++++ Listing ++++

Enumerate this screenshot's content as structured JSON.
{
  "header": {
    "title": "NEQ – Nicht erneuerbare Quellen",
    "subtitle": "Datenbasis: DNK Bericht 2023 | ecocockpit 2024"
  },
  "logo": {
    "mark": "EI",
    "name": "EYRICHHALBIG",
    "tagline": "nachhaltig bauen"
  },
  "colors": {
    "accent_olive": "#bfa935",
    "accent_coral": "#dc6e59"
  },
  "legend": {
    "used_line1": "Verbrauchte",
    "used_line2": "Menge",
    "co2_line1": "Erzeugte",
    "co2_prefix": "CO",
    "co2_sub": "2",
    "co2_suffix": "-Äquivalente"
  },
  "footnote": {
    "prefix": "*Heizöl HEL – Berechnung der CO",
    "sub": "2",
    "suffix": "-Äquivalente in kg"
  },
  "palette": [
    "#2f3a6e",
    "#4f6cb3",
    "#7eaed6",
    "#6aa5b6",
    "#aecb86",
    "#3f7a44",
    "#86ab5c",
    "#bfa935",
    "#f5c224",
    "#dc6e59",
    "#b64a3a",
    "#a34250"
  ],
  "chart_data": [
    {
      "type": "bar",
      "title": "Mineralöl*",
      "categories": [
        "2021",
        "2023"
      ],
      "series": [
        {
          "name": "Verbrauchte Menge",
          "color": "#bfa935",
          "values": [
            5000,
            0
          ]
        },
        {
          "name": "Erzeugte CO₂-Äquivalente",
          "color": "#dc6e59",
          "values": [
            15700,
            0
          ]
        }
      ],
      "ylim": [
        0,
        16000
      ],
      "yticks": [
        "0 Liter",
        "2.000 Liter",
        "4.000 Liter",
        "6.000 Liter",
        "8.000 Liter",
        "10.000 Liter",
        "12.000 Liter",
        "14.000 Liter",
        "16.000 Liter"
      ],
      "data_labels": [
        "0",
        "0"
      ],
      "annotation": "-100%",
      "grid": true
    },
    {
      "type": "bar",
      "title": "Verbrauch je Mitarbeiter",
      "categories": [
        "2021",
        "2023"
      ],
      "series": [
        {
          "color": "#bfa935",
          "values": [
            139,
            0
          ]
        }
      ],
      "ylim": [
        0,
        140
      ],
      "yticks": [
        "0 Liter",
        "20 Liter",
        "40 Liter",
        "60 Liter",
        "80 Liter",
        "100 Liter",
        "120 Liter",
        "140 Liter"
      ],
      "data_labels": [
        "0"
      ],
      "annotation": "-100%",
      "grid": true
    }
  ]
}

++++

→ **Description of the task**
Output every entry shown above, exactly.

→ **Written response**
Enumerate this screenshot's content as structured JSON.
{
  "header": {
    "title": "NEQ – Nicht erneuerbare Quellen",
    "subtitle": "Datenbasis: DNK Bericht 2023 | ecocockpit 2024"
  },
  "logo": {
    "mark": "EI",
    "name": "EYRICHHALBIG",
    "tagline": "nachhaltig bauen"
  },
  "colors": {
    "accent_olive": "#bfa935",
    "accent_coral": "#dc6e59"
  },
  "legend": {
    "used_line1": "Verbrauchte",
    "used_line2": "Menge",
    "co2_line1": "Erzeugte",
    "co2_prefix": "CO",
    "co2_sub": "2",
    "co2_suffix": "-Äquivalente"
  },
  "footnote": {
    "prefix": "*Heizöl HEL – Berechnung der CO",
    "sub": "2",
    "suffix": "-Äquivalente in kg"
  },
  "palette": [
    "#2f3a6e",
    "#4f6cb3",
    "#7eaed6",
    "#6aa5b6",
    "#aecb86",
    "#3f7a44",
    "#86ab5c",
    "#bfa935",
    "#f5c224",
    "#dc6e59",
    "#b64a3a",
    "#a34250"
  ],
  "chart_data": [
    {
      "type": "bar",
      "title": "Mineralöl*",
      "categories": [
        "2021",
        "2023"
      ],
      "series": [
        {
          "name": "Verbrauchte Menge",
          "color": "#bfa935",
          "values": [
            5000,
            0
          ]
        },
        {
          "name": "Erzeugte CO₂-Äquivalente",
          "color": "#dc6e59",
          "values": [
            15700,
            0
          ]
        }
      ],
      "ylim": [
        0,
        16000
      ],
      "yticks": [
        "0 Liter",
        "2.000 Liter",
        "4.000 Liter",
        "6.000 Liter",
        "8.000 Liter",
        "10.000 Liter",
        "12.000 Liter",
        "14.000 Liter",
        "16.000 Liter"
      ],
      "data_labels": [
        "0",
        "0"
      ],
      "annotation": "-100%",
      "grid": true
    },
    {
      "type": "bar",
      "title": "Verbrauch je Mitarbeiter",
      "categories": [
        "2021",
        "2023"
      ],
      "series": [
        {
          "color": "#bfa935",
          "values": [
            139,
            0
          ]
        }
      ],
      "ylim": [
        0,
        140
      ],
      "yticks": [
        "0 Liter",
        "20 Liter",
        "40 Liter",
        "60 Liter",
        "80 Liter",
        "100 Liter",
        "120 Liter",
        "140 Liter"
      ],
      "data_labels": [
        "0"
      ],
      "annotation": "-100%",
      "grid": true
    }
  ]
}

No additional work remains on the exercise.